▶ **Required task**
Copy all the entries below exactly, but not the pictures.

=== The data ===

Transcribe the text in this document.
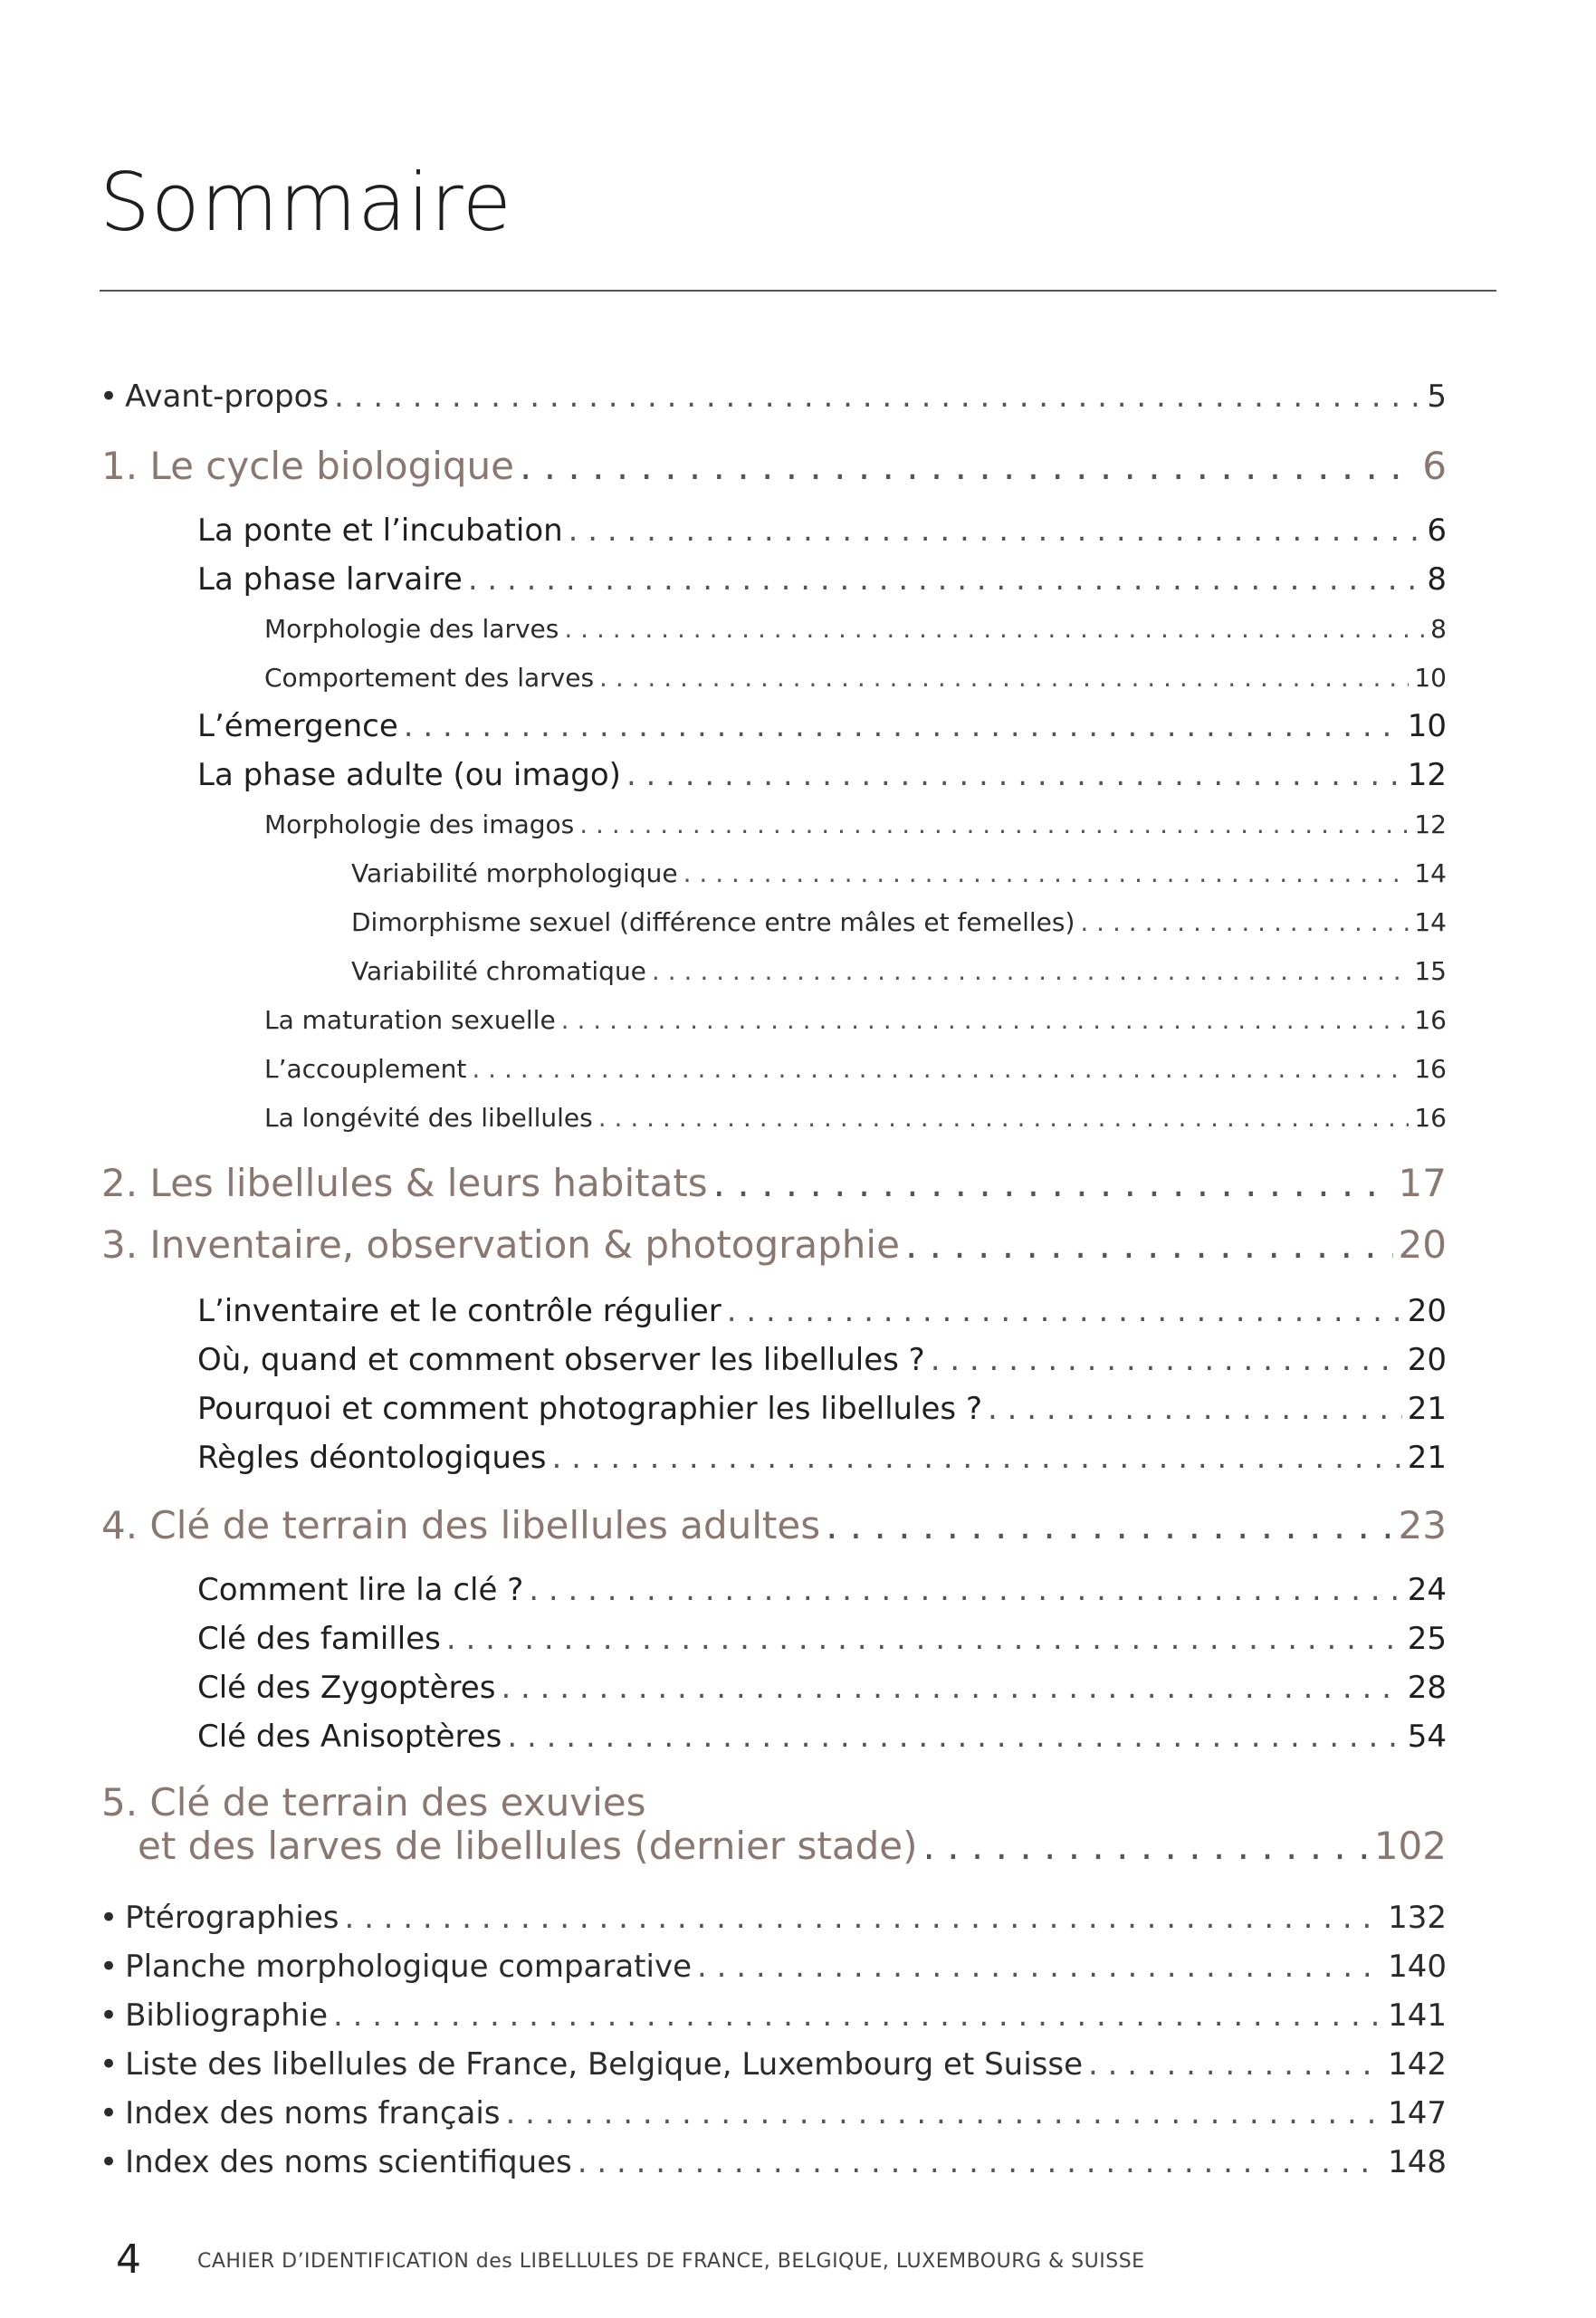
Sommaire
• Avant-propos . . .	5
1. Le cycle biologique . . .	6
La ponte et l’incubation . . .	6
La phase larvaire . . .	8
Morphologie des larves . . .	8
Comportement des larves . . .	10
L’émergence . . .	10
La phase adulte (ou imago) . . .	12
Morphologie des imagos . . .	12
Variabilité morphologique . . .	14
Dimorphisme sexuel (différence entre mâles et femelles) . . .	14
Variabilité chromatique . . .	15
La maturation sexuelle . . .	16
L’accouplement . . .	16
La longévité des libellules . . .	16
2. Les libellules & leurs habitats . . .	17
3. Inventaire, observation & photographie . . .	20
L’inventaire et le contrôle régulier . . .	20
Où, quand et comment observer les libellules ? . . .	20
Pourquoi et comment photographier les libellules ? . . .	21
Règles déontologiques . . .	21
4. Clé de terrain des libellules adultes . . .	23
Comment lire la clé ? . . .	24
Clé des familles . . .	25
Clé des Zygoptères . . .	28
Clé des Anisoptères . . .	54
5. Clé de terrain des exuvies
et des larves de libellules (dernier stade) . . .	102
• Ptérographies . . .	132
• Planche morphologique comparative . . .	140
• Bibliographie . . .	141
• Liste des libellules de France, Belgique, Luxembourg et Suisse . . .	142
• Index des noms français . . .	147
• Index des noms scientifiques . . .	148
4	CAHIER D’IDENTIFICATION des LIBELLULES DE FRANCE, BELGIQUE, LUXEMBOURG & SUISSE
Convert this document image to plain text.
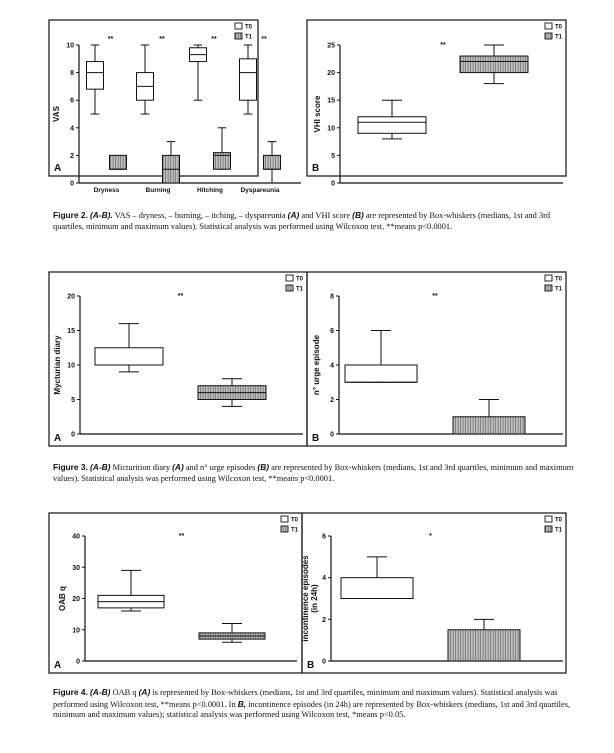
0
2
4
6
8
10
VAS
A
Dryness
**
Burning
**
Hitching
**
Dyspareunia
**
T0
T1
0
5
10
15
20
25
VHI score
B
**
T0
T1
0
5
10
15
20
Mycturian diary
A
**
T0
T1
0
2
4
6
8
n° urge episode
B
**
T0
T1
0
10
20
30
40
OAB q
A
**
T0
T1
0
2
4
6
incontinence episodes(in 24h)
B
*
T0
T1
Figure 2. (A-B). VAS – dryness, – burning, – itching, – dyspareunia (A) and VHI score (B) are represented by Box-whiskers (medians, 1st and 3rd quartiles, minimum and maximum values). Statistical analysis was performed using Wilcoxon test, **means p<0.0001.
Figure 3. (A-B) Micturition diary (A) and n° urge episodes (B) are represented by Box-whiskers (medians, 1st and 3rd quartiles, minimum and maximum values). Statistical analysis was performed using Wilcoxon test, **means p<0.0001.
Figure 4. (A-B) OAB q (A) is represented by Box-whiskers (medians, 1st and 3rd quartiles, minimum and maximum values). Statistical analysis was performed using Wilcoxon test, **means p<0.0001. In B, incontinence episodes (in 24h) are represented by Box-whiskers (medians, 1st and 3rd quartiles, minimum and maximum values); statistical analysis was performed using Wilcoxon test, *means p<0.05.
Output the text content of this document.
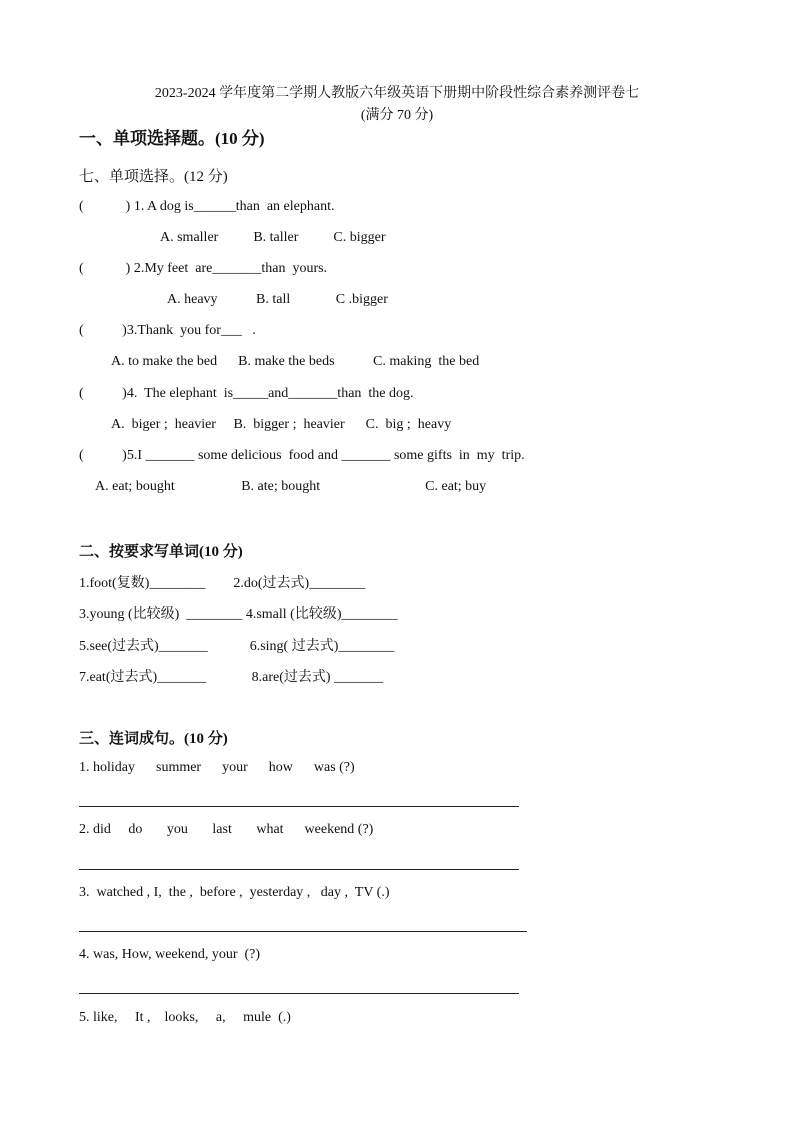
2023-2024 学年度第二学期人教版六年级英语下册期中阶段性综合素养测评卷七
(满分 70 分)
一、单项选择题。(10 分)
七、单项选择。(12 分)
(            ) 1. A dog is______than  an elephant.
A. smaller          B. taller          C. bigger
(            ) 2.My feet  are_______than  yours.
A. heavy           B. tall             C .bigger
(           )3.Thank  you for___   .
A. to make the bed      B. make the beds           C. making  the bed
(           )4.  The elephant  is_____and_______than  the dog.
A.  biger ;  heavier     B.  bigger ;  heavier      C.  big ;  heavy
(           )5.I _______ some delicious  food and _______ some gifts  in  my  trip.
A. eat; bought                   B. ate; bought                              C. eat; buy
二、按要求写单词(10 分)
1.foot(复数)________        2.do(过去式)________
3.young (比较级)  ________ 4.small (比较级)________
5.see(过去式)_______            6.sing( 过去式)________
7.eat(过去式)_______             8.are(过去式) _______
三、连词成句。(10 分)
1. holiday      summer      your      how      was (?)
2. did     do       you       last       what      weekend (?)
3.  watched , I,  the ,  before ,  yesterday ,   day ,  TV (.)
4. was, How, weekend, your  (?)
5. like,     It ,    looks,     a,     mule  (.)
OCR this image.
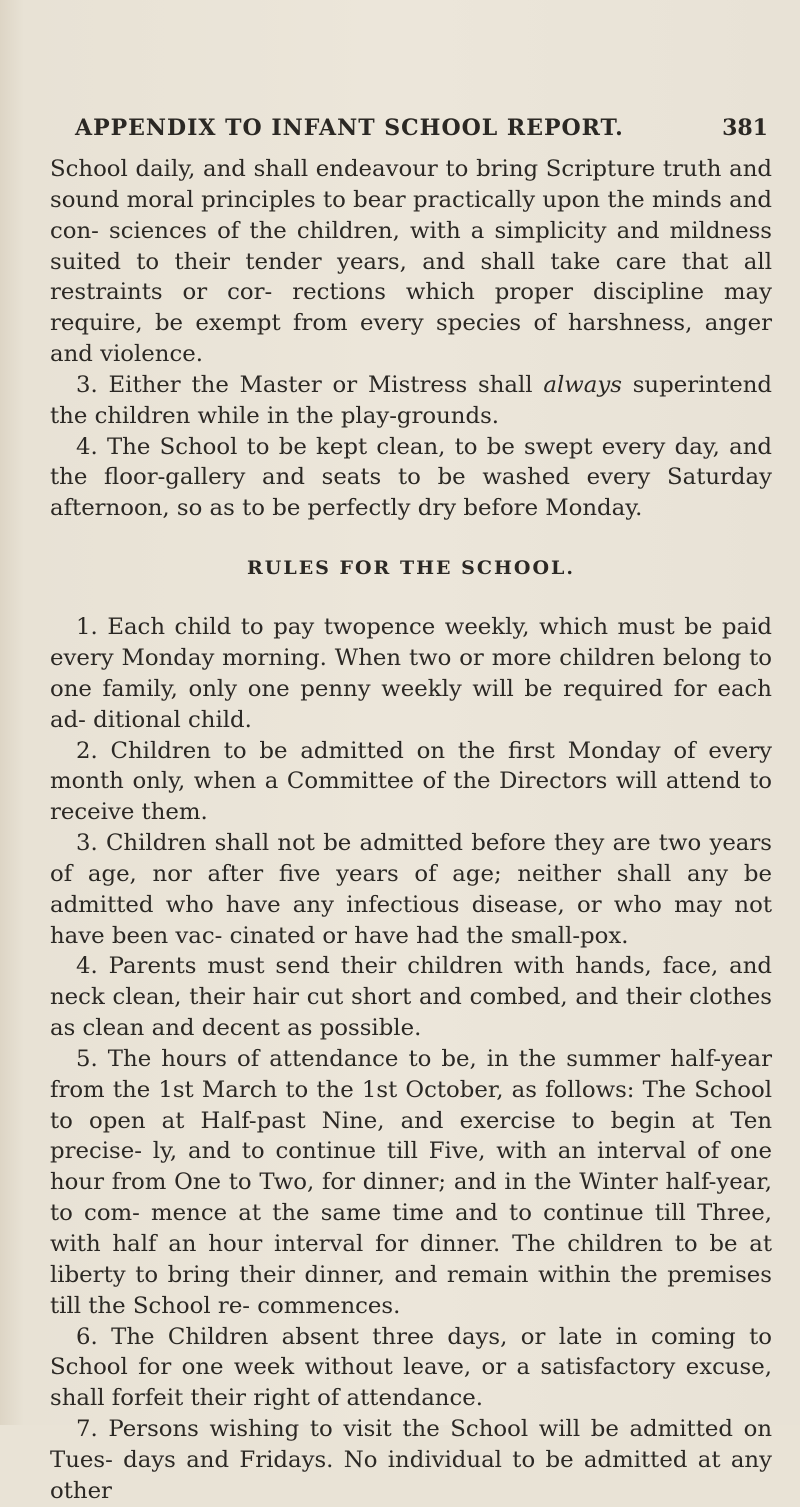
APPENDIX TO INFANT SCHOOL REPORT.	381

School daily, and shall endeavour to bring Scripture truth and sound moral principles to bear practically upon the minds and con- sciences of the children, with a simplicity and mildness suited to their tender years, and shall take care that all restraints or cor- rections which proper discipline may require, be exempt from every species of harshness, anger and violence.

3. Either the Master or Mistress shall always superintend the children while in the play-grounds.

4. The School to be kept clean, to be swept every day, and the floor-gallery and seats to be washed every Saturday afternoon, so as to be perfectly dry before Monday.

RULES FOR THE SCHOOL.

1. Each child to pay twopence weekly, which must be paid every Monday morning. When two or more children belong to one family, only one penny weekly will be required for each ad- ditional child.

2. Children to be admitted on the first Monday of every month only, when a Committee of the Directors will attend to receive them.

3. Children shall not be admitted before they are two years of age, nor after five years of age; neither shall any be admitted who have any infectious disease, or who may not have been vac- cinated or have had the small-pox.

4. Parents must send their children with hands, face, and neck clean, their hair cut short and combed, and their clothes as clean and decent as possible.

5. The hours of attendance to be, in the summer half-year from the 1st March to the 1st October, as follows: The School to open at Half-past Nine, and exercise to begin at Ten precise- ly, and to continue till Five, with an interval of one hour from One to Two, for dinner; and in the Winter half-year, to com- mence at the same time and to continue till Three, with half an hour interval for dinner. The children to be at liberty to bring their dinner, and remain within the premises till the School re- commences.

6. The Children absent three days, or late in coming to School for one week without leave, or a satisfactory excuse, shall forfeit their right of attendance.

7. Persons wishing to visit the School will be admitted on Tues- days and Fridays. No individual to be admitted at any other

===

▶ **Written answer**
Transcribe the text in this document.
Sommaire
• Avant-propos . . .	5
1. Le cycle biologique . . .	6
La ponte et l’incubation . . .	6
La phase larvaire . . .	8
Morphologie des larves . . .	8
Comportement des larves . . .	10
L’émergence . . .	10
La phase adulte (ou imago) . . .	12
Morphologie des imagos . . .	12
Variabilité morphologique . . .	14
Dimorphisme sexuel (différence entre mâles et femelles) . . .	14
Variabilité chromatique . . .	15
La maturation sexuelle . . .	16
L’accouplement . . .	16
La longévité des libellules . . .	16
2. Les libellules & leurs habitats . . .	17
3. Inventaire, observation & photographie . . .	20
L’inventaire et le contrôle régulier . . .	20
Où, quand et comment observer les libellules ? . . .	20
Pourquoi et comment photographier les libellules ? . . .	21
Règles déontologiques . . .	21
4. Clé de terrain des libellules adultes . . .	23
Comment lire la clé ? . . .	24
Clé des familles . . .	25
Clé des Zygoptères . . .	28
Clé des Anisoptères . . .	54
5. Clé de terrain des exuvies
et des larves de libellules (dernier stade) . . .	102
• Ptérographies . . .	132
• Planche morphologique comparative . . .	140
• Bibliographie . . .	141
• Liste des libellules de France, Belgique, Luxembourg et Suisse . . .	142
• Index des noms français . . .	147
• Index des noms scientifiques . . .	148
4	CAHIER D’IDENTIFICATION des LIBELLULES DE FRANCE, BELGIQUE, LUXEMBOURG & SUISSE
Convert this document image to plain text.
0
2
4
6
8
10
VAS
A
Dryness
**
Burning
**
Hitching
**
Dyspareunia
**
T0
T1
0
5
10
15
20
25
VHI score
B
**
T0
T1
0
5
10
15
20
Mycturian diary
A
**
T0
T1
0
2
4
6
8
n° urge episode
B
**
T0
T1
0
10
20
30
40
OAB q
A
**
T0
T1
0
2
4
6
incontinence episodes(in 24h)
B
*
T0
T1
Figure 2. (A-B). VAS – dryness, – burning, – itching, – dyspareunia (A) and VHI score (B) are represented by Box-whiskers (medians, 1st and 3rd quartiles, minimum and maximum values). Statistical analysis was performed using Wilcoxon test, **means p<0.0001.
Figure 3. (A-B) Micturition diary (A) and n° urge episodes (B) are represented by Box-whiskers (medians, 1st and 3rd quartiles, minimum and maximum values). Statistical analysis was performed using Wilcoxon test, **means p<0.0001.
Figure 4. (A-B) OAB q (A) is represented by Box-whiskers (medians, 1st and 3rd quartiles, minimum and maximum values). Statistical analysis was performed using Wilcoxon test, **means p<0.0001. In B, incontinence episodes (in 24h) are represented by Box-whiskers (medians, 1st and 3rd quartiles, minimum and maximum values); statistical analysis was performed using Wilcoxon test, *means p<0.05.
Output the text content of this document.
2023-2024 学年度第二学期人教版六年级英语下册期中阶段性综合素养测评卷七
(满分 70 分)
一、单项选择题。(10 分)
七、单项选择。(12 分)
(            ) 1. A dog is______than  an elephant.
A. smaller          B. taller          C. bigger
(            ) 2.My feet  are_______than  yours.
A. heavy           B. tall             C .bigger
(           )3.Thank  you for___   .
A. to make the bed      B. make the beds           C. making  the bed
(           )4.  The elephant  is_____and_______than  the dog.
A.  biger ;  heavier     B.  bigger ;  heavier      C.  big ;  heavy
(           )5.I _______ some delicious  food and _______ some gifts  in  my  trip.
A. eat; bought                   B. ate; bought                              C. eat; buy
二、按要求写单词(10 分)
1.foot(复数)________        2.do(过去式)________
3.young (比较级)  ________ 4.small (比较级)________
5.see(过去式)_______            6.sing( 过去式)________
7.eat(过去式)_______             8.are(过去式) _______
三、连词成句。(10 分)
1. holiday      summer      your      how      was (?)
2. did     do       you       last       what      weekend (?)
3.  watched , I,  the ,  before ,  yesterday ,   day ,  TV (.)
4. was, How, weekend, your  (?)
5. like,     It ,    looks,     a,     mule  (.)
OCR this image.
APPENDIX TO INFANT SCHOOL REPORT.	381

School daily, and shall endeavour to bring Scripture truth and sound moral principles to bear practically upon the minds and con- sciences of the children, with a simplicity and mildness suited to their tender years, and shall take care that all restraints or cor- rections which proper discipline may require, be exempt from every species of harshness, anger and violence.

3. Either the Master or Mistress shall always superintend the children while in the play-grounds.

4. The School to be kept clean, to be swept every day, and the floor-gallery and seats to be washed every Saturday afternoon, so as to be perfectly dry before Monday.

RULES FOR THE SCHOOL.

1. Each child to pay twopence weekly, which must be paid every Monday morning. When two or more children belong to one family, only one penny weekly will be required for each ad- ditional child.

2. Children to be admitted on the first Monday of every month only, when a Committee of the Directors will attend to receive them.

3. Children shall not be admitted before they are two years of age, nor after five years of age; neither shall any be admitted who have any infectious disease, or who may not have been vac- cinated or have had the small-pox.

4. Parents must send their children with hands, face, and neck clean, their hair cut short and combed, and their clothes as clean and decent as possible.

5. The hours of attendance to be, in the summer half-year from the 1st March to the 1st October, as follows: The School to open at Half-past Nine, and exercise to begin at Ten precise- ly, and to continue till Five, with an interval of one hour from One to Two, for dinner; and in the Winter half-year, to com- mence at the same time and to continue till Three, with half an hour interval for dinner. The children to be at liberty to bring their dinner, and remain within the premises till the School re- commences.

6. The Children absent three days, or late in coming to School for one week without leave, or a satisfactory excuse, shall forfeit their right of attendance.

7. Persons wishing to visit the School will be admitted on Tues- days and Fridays. No individual to be admitted at any other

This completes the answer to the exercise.